→ DIRECTIVE: List each line of the data in which the string "OVERHEAD" appears.

— Begin DATASET ENTRIES —

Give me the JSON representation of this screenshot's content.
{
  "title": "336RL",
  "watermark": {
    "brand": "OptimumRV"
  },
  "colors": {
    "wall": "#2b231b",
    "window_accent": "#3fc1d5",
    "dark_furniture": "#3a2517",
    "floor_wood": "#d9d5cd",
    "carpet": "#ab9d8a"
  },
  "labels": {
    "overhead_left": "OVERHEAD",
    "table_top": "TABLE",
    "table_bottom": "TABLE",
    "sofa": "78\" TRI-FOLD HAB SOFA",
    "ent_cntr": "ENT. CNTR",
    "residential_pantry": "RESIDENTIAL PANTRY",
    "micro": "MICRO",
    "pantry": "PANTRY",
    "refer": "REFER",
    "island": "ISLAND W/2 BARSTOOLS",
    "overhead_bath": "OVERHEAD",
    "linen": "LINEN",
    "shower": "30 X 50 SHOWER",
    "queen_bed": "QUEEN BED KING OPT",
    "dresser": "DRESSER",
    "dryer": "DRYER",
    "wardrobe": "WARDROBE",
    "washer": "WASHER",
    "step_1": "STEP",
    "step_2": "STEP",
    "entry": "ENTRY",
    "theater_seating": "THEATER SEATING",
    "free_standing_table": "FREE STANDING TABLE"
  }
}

— End DATASET ENTRIES —

→ EXERCISE RESULT:
    "overhead_left": "OVERHEAD",
    "overhead_bath": "OVERHEAD",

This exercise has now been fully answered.